Goal of the exercise: In the material below, the lines containing the word "MaxPermSize" are required; copy each of them.

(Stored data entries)
==================================================
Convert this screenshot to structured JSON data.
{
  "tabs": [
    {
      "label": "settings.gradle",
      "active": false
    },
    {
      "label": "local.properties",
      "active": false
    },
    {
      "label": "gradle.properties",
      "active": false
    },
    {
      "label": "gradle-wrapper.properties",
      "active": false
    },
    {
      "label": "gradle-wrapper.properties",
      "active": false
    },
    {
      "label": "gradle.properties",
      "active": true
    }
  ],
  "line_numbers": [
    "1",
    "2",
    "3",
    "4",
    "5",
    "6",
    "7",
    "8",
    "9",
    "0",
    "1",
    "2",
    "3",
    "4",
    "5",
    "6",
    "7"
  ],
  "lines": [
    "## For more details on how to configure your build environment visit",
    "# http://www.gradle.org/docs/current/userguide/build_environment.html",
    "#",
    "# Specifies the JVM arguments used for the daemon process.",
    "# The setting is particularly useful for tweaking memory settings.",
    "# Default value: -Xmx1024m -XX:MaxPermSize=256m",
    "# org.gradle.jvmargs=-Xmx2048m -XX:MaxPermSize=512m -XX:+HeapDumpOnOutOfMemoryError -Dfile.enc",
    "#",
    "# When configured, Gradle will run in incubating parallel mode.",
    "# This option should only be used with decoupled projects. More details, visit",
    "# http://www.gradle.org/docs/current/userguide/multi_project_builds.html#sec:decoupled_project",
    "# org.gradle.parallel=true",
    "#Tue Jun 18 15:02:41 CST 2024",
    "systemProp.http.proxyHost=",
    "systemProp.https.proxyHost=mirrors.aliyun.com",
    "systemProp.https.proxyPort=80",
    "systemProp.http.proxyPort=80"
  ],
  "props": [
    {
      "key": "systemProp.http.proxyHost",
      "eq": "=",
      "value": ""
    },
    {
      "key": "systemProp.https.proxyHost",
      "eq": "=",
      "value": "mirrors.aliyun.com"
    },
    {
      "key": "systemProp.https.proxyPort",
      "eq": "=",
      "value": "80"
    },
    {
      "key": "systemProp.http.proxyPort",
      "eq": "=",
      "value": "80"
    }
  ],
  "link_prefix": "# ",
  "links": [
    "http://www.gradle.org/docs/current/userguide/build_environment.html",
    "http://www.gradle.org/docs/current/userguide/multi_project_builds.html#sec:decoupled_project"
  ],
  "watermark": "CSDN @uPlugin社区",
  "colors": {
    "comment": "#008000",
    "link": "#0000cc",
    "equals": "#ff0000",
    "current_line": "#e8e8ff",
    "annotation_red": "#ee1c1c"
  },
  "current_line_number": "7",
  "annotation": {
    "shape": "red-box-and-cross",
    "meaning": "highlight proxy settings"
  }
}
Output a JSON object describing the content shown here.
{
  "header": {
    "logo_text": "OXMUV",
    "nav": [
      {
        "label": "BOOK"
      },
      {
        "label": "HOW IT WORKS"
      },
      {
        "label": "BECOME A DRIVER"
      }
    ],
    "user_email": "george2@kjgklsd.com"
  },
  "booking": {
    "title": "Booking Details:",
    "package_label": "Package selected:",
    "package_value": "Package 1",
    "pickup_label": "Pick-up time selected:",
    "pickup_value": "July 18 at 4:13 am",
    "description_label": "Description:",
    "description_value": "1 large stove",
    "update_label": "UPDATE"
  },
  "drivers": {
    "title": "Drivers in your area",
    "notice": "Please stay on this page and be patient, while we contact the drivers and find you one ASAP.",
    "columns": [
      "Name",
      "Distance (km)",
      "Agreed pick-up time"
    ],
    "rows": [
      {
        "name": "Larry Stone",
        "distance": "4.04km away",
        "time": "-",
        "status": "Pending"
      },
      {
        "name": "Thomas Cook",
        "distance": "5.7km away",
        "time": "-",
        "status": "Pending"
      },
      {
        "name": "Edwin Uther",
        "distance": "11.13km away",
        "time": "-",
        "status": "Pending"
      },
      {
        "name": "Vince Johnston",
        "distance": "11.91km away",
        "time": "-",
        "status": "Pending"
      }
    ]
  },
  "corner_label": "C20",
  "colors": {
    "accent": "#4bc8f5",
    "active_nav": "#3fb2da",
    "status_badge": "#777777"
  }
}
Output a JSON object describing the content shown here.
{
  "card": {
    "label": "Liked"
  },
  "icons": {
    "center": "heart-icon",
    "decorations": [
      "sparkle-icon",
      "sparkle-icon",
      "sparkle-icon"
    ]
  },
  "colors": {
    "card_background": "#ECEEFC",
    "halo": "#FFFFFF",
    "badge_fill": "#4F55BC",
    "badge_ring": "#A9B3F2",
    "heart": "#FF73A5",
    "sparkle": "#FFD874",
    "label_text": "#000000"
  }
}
==================================================
Output for this exercise:
    "# Default value: -Xmx1024m -XX:MaxPermSize=256m",
    "# org.gradle.jvmargs=-Xmx2048m -XX:MaxPermSize=512m -XX:+HeapDumpOnOutOfMemoryError -Dfile.enc",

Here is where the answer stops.